Collection entries
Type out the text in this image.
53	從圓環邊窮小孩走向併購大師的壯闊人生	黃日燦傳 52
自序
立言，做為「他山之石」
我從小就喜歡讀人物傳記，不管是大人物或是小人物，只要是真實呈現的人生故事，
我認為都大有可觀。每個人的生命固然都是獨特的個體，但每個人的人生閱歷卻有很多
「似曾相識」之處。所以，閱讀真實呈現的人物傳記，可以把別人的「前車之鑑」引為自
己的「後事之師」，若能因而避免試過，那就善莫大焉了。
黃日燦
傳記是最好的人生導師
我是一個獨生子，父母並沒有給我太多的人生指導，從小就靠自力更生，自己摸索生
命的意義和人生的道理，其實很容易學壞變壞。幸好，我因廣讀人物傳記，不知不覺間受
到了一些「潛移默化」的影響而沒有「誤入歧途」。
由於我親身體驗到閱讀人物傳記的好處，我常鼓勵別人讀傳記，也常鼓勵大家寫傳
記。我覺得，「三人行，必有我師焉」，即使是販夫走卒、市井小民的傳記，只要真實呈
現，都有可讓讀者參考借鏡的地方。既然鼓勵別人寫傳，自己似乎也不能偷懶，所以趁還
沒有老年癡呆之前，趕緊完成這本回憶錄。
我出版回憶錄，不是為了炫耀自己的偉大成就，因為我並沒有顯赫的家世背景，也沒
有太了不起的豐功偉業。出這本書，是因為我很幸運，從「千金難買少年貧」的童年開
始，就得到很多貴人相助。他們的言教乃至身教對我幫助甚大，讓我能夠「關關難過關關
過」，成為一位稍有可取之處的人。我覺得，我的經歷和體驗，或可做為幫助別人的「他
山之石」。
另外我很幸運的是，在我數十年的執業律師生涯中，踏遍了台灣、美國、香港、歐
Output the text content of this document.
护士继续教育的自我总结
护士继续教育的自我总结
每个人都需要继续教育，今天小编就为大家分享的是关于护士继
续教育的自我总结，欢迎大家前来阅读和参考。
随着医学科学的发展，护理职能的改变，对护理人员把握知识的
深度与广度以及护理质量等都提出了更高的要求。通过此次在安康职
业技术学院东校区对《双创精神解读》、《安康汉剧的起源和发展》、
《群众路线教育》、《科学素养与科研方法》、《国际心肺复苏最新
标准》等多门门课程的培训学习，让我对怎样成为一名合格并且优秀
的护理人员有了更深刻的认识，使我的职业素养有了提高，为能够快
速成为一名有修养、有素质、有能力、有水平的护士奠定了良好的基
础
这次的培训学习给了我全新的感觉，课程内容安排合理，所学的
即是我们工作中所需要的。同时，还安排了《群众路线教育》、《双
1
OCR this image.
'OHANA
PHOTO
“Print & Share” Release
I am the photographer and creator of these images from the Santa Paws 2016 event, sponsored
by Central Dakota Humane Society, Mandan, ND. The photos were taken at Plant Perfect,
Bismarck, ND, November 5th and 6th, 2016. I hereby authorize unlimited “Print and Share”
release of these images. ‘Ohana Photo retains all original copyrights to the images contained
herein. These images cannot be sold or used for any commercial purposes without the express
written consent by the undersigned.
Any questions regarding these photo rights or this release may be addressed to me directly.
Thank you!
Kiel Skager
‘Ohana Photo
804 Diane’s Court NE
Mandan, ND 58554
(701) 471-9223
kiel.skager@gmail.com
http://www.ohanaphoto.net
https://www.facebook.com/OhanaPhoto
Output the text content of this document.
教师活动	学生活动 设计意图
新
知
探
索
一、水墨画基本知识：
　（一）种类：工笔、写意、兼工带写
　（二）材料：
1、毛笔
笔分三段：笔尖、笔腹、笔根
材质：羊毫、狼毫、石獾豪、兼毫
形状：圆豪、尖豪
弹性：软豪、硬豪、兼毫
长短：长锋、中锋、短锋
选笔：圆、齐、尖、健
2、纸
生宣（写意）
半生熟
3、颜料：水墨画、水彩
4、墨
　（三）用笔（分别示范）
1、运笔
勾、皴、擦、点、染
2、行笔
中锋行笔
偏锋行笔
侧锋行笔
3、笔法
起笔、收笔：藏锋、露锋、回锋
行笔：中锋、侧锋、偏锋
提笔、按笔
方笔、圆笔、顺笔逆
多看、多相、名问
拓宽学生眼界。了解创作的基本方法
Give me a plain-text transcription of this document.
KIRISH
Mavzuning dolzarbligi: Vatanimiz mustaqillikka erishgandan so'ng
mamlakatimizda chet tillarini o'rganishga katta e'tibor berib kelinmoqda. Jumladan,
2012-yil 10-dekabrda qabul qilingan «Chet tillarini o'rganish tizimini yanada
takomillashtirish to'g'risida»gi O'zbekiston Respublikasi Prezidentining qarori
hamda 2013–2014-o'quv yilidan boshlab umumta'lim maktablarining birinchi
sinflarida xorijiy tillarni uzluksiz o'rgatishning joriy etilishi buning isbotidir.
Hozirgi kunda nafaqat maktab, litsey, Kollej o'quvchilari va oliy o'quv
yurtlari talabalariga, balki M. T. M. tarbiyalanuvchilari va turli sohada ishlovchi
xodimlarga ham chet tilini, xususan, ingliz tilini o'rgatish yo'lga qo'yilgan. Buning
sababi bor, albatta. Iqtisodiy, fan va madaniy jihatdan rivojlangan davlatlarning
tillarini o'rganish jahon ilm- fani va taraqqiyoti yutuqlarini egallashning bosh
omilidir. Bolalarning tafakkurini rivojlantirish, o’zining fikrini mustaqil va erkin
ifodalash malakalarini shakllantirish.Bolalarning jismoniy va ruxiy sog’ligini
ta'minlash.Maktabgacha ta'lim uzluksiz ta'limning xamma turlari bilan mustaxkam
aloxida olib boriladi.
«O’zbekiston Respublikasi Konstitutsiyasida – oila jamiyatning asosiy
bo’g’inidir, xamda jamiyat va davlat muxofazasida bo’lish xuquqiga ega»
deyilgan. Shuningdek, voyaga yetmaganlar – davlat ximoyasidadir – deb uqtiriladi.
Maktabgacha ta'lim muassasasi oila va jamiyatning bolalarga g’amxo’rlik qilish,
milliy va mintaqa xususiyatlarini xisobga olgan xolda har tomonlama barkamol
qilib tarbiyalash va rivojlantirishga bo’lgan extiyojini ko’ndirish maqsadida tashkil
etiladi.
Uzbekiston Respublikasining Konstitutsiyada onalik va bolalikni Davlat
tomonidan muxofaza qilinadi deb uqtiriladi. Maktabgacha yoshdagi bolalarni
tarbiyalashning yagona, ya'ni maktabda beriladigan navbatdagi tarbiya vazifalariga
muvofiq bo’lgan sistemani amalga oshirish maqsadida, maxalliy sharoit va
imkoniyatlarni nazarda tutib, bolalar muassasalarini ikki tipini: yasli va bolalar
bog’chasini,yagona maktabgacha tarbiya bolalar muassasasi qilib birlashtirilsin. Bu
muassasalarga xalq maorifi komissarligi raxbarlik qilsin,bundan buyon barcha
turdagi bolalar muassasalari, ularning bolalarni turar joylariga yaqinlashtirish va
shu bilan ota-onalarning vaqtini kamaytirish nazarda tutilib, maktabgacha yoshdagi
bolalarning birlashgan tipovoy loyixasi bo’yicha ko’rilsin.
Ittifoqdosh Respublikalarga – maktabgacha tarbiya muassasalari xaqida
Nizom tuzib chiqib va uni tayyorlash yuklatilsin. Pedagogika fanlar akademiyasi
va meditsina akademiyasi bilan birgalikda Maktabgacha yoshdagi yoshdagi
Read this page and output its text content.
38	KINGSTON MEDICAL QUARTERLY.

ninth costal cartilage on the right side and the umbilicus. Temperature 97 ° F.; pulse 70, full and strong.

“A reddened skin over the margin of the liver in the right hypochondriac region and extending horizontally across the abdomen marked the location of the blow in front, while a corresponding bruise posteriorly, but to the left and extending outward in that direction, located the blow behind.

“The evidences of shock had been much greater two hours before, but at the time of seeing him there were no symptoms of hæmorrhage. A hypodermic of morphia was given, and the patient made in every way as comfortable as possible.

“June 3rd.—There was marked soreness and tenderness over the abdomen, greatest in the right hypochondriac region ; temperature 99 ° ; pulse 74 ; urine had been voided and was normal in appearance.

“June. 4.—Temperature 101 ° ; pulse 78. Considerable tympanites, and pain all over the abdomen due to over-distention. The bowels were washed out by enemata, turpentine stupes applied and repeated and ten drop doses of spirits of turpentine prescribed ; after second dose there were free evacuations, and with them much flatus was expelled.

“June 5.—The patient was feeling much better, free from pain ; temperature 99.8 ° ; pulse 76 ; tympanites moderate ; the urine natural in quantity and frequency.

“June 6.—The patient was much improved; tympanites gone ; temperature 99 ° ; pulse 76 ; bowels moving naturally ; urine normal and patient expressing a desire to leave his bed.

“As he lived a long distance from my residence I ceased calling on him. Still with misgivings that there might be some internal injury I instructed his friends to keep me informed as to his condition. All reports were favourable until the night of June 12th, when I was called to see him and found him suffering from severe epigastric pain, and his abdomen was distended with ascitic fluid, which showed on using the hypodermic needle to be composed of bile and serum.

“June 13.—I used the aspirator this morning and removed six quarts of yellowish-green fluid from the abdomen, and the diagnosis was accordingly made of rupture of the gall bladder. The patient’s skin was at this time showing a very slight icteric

PROBLEM.
Find how many lines in the listing contain the word "Share" and give that count alone.

EXERCISE RESPONSE.
2